Start Data supplied
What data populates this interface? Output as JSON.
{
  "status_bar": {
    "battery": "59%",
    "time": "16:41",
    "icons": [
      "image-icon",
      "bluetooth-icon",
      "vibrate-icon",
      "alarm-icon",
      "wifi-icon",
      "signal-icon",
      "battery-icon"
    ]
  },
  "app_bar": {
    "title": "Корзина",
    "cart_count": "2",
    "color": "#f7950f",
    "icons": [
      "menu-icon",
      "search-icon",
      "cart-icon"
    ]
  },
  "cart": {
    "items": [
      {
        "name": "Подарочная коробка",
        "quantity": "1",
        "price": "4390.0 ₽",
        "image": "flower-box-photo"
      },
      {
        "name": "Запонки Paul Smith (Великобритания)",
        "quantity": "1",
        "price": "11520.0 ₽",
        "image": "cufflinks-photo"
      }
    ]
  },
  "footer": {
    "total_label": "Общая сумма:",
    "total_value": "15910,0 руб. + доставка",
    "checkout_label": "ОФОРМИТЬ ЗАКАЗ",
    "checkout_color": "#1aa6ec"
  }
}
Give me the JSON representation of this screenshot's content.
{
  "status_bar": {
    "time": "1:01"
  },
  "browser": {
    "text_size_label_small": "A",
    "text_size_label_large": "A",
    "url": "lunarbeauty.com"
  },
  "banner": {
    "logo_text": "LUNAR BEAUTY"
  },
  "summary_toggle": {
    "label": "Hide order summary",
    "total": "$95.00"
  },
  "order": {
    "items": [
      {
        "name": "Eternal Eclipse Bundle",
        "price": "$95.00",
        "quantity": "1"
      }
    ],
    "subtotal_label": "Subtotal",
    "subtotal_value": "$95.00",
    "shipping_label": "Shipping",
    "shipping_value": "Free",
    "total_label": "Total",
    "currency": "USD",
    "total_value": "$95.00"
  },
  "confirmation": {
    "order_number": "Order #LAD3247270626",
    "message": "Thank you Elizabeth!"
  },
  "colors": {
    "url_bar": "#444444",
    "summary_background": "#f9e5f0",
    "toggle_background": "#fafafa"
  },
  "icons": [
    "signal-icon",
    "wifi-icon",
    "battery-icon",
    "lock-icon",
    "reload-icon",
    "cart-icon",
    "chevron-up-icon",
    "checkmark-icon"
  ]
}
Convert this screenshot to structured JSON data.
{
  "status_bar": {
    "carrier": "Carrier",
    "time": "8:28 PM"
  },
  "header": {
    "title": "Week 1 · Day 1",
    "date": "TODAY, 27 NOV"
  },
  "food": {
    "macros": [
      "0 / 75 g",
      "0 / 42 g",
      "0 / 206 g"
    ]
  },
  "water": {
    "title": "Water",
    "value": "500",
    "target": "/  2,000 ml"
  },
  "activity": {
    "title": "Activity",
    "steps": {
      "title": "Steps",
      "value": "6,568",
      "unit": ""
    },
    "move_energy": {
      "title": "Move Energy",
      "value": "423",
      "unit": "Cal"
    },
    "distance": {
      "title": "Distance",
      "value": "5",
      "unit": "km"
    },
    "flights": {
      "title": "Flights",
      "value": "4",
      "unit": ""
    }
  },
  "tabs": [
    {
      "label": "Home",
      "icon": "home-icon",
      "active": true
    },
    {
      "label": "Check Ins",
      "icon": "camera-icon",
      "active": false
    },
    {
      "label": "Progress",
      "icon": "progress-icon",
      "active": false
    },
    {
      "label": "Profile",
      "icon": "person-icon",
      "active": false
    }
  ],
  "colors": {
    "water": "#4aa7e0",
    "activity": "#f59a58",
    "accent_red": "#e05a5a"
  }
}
End Data supplied
What needs to be done =>
Write out each line of the data above again, exactly as given.

Reply =>
What data populates this interface? Output as JSON.
{
  "status_bar": {
    "battery": "59%",
    "time": "16:41",
    "icons": [
      "image-icon",
      "bluetooth-icon",
      "vibrate-icon",
      "alarm-icon",
      "wifi-icon",
      "signal-icon",
      "battery-icon"
    ]
  },
  "app_bar": {
    "title": "Корзина",
    "cart_count": "2",
    "color": "#f7950f",
    "icons": [
      "menu-icon",
      "search-icon",
      "cart-icon"
    ]
  },
  "cart": {
    "items": [
      {
        "name": "Подарочная коробка",
        "quantity": "1",
        "price": "4390.0 ₽",
        "image": "flower-box-photo"
      },
      {
        "name": "Запонки Paul Smith (Великобритания)",
        "quantity": "1",
        "price": "11520.0 ₽",
        "image": "cufflinks-photo"
      }
    ]
  },
  "footer": {
    "total_label": "Общая сумма:",
    "total_value": "15910,0 руб. + доставка",
    "checkout_label": "ОФОРМИТЬ ЗАКАЗ",
    "checkout_color": "#1aa6ec"
  }
}
Give me the JSON representation of this screenshot's content.
{
  "status_bar": {
    "time": "1:01"
  },
  "browser": {
    "text_size_label_small": "A",
    "text_size_label_large": "A",
    "url": "lunarbeauty.com"
  },
  "banner": {
    "logo_text": "LUNAR BEAUTY"
  },
  "summary_toggle": {
    "label": "Hide order summary",
    "total": "$95.00"
  },
  "order": {
    "items": [
      {
        "name": "Eternal Eclipse Bundle",
        "price": "$95.00",
        "quantity": "1"
      }
    ],
    "subtotal_label": "Subtotal",
    "subtotal_value": "$95.00",
    "shipping_label": "Shipping",
    "shipping_value": "Free",
    "total_label": "Total",
    "currency": "USD",
    "total_value": "$95.00"
  },
  "confirmation": {
    "order_number": "Order #LAD3247270626",
    "message": "Thank you Elizabeth!"
  },
  "colors": {
    "url_bar": "#444444",
    "summary_background": "#f9e5f0",
    "toggle_background": "#fafafa"
  },
  "icons": [
    "signal-icon",
    "wifi-icon",
    "battery-icon",
    "lock-icon",
    "reload-icon",
    "cart-icon",
    "chevron-up-icon",
    "checkmark-icon"
  ]
}
Convert this screenshot to structured JSON data.
{
  "status_bar": {
    "carrier": "Carrier",
    "time": "8:28 PM"
  },
  "header": {
    "title": "Week 1 · Day 1",
    "date": "TODAY, 27 NOV"
  },
  "food": {
    "macros": [
      "0 / 75 g",
      "0 / 42 g",
      "0 / 206 g"
    ]
  },
  "water": {
    "title": "Water",
    "value": "500",
    "target": "/  2,000 ml"
  },
  "activity": {
    "title": "Activity",
    "steps": {
      "title": "Steps",
      "value": "6,568",
      "unit": ""
    },
    "move_energy": {
      "title": "Move Energy",
      "value": "423",
      "unit": "Cal"
    },
    "distance": {
      "title": "Distance",
      "value": "5",
      "unit": "km"
    },
    "flights": {
      "title": "Flights",
      "value": "4",
      "unit": ""
    }
  },
  "tabs": [
    {
      "label": "Home",
      "icon": "home-icon",
      "active": true
    },
    {
      "label": "Check Ins",
      "icon": "camera-icon",
      "active": false
    },
    {
      "label": "Progress",
      "icon": "progress-icon",
      "active": false
    },
    {
      "label": "Profile",
      "icon": "person-icon",
      "active": false
    }
  ],
  "colors": {
    "water": "#4aa7e0",
    "activity": "#f59a58",
    "accent_red": "#e05a5a"
  }
}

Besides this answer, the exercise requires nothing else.